* **Required work**: Of the lines in the entries below, state how many hold the word "αυτών". Say nothing else.

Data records
□ □ □ □

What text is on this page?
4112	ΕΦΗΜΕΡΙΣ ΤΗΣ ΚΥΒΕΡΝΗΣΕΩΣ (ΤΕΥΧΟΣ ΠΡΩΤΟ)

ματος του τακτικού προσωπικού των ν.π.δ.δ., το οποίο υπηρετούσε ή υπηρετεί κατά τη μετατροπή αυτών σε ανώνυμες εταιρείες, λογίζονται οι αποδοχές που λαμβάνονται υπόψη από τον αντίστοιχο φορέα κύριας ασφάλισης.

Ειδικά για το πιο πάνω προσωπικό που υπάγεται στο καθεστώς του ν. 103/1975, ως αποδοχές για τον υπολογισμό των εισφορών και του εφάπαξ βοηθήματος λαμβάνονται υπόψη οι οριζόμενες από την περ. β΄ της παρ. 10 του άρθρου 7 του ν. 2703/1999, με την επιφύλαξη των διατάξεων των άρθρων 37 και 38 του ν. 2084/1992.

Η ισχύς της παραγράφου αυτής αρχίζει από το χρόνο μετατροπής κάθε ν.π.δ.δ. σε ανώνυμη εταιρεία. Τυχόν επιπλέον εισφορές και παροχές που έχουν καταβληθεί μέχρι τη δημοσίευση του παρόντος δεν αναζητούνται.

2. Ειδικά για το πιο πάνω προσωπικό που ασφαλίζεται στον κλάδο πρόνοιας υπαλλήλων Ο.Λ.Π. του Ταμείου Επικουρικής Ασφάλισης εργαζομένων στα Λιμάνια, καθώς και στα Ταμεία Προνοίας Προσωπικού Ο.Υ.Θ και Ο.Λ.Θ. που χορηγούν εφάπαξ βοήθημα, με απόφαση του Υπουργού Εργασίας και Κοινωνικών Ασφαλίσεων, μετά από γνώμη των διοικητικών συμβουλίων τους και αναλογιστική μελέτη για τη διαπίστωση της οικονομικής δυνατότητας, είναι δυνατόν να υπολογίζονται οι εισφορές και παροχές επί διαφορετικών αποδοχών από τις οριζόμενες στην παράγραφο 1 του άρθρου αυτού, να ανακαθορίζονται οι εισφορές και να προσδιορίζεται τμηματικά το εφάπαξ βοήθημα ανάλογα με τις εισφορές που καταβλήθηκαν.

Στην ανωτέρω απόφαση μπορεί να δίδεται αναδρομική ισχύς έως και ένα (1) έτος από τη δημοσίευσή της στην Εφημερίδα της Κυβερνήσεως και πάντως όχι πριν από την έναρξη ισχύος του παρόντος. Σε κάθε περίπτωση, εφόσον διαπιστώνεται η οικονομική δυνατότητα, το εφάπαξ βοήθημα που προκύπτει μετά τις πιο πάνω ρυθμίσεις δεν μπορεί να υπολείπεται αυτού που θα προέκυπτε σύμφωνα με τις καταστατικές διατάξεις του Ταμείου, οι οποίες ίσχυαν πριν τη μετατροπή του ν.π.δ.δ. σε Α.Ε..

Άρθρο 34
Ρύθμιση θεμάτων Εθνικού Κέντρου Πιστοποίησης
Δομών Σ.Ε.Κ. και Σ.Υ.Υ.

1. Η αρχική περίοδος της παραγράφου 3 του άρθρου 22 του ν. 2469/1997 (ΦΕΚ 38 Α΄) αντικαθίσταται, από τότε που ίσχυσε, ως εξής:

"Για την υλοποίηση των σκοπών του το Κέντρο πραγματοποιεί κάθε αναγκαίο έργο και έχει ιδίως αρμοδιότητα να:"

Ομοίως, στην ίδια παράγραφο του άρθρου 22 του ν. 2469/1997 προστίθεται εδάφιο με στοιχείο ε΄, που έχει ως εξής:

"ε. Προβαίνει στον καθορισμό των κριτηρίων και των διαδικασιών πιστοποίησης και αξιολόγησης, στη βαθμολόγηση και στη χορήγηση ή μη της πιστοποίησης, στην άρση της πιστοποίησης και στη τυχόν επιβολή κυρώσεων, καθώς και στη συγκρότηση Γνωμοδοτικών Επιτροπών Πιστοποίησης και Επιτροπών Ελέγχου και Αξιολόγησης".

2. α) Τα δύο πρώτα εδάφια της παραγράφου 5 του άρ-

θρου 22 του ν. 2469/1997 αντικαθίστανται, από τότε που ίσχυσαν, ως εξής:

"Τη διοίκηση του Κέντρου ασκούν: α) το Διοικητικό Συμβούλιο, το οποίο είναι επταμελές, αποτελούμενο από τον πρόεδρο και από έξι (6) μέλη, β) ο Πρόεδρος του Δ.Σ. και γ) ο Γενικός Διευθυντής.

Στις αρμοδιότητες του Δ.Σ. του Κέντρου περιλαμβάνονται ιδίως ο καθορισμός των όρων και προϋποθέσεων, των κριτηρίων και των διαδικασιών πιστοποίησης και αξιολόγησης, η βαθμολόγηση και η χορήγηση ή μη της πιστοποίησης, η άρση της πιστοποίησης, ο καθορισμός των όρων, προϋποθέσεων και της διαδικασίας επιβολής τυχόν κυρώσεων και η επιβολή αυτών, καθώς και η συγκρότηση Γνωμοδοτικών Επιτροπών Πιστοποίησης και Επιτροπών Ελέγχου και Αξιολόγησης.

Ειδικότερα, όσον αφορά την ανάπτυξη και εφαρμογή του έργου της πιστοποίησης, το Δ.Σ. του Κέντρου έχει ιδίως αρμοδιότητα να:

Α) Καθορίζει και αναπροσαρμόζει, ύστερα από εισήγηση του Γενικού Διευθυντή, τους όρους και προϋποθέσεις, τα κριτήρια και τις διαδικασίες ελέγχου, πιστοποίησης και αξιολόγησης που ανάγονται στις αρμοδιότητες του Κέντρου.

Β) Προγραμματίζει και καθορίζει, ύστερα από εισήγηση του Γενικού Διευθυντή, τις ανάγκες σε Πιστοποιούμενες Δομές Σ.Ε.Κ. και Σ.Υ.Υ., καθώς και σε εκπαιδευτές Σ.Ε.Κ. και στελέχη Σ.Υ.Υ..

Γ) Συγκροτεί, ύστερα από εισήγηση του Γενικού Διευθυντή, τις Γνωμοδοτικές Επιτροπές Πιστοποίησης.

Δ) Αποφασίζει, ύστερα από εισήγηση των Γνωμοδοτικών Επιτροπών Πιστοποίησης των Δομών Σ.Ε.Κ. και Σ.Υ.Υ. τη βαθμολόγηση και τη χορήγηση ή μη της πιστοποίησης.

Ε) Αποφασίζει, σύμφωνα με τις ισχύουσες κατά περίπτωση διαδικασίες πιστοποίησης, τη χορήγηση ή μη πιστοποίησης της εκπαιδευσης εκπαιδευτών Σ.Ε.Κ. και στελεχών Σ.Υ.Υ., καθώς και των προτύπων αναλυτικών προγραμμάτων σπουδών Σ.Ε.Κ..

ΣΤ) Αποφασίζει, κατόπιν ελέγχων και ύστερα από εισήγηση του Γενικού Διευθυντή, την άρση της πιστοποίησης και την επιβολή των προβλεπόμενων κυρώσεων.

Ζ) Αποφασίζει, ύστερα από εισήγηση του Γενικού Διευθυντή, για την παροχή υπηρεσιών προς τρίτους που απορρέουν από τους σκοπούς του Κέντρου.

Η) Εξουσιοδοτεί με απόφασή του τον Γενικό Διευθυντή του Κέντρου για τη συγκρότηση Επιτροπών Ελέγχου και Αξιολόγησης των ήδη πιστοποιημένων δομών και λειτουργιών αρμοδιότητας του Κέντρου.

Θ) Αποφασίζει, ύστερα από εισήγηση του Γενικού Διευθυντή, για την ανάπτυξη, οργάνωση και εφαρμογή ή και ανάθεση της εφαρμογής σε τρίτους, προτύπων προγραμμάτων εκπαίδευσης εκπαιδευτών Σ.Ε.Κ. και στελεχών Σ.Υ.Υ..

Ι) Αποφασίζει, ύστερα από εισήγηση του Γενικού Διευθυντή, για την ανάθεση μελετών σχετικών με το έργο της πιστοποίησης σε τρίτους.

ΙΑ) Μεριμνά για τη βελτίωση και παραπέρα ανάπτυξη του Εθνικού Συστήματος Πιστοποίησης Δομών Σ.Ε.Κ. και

□ □ □ □

* **Reply to the task**: 2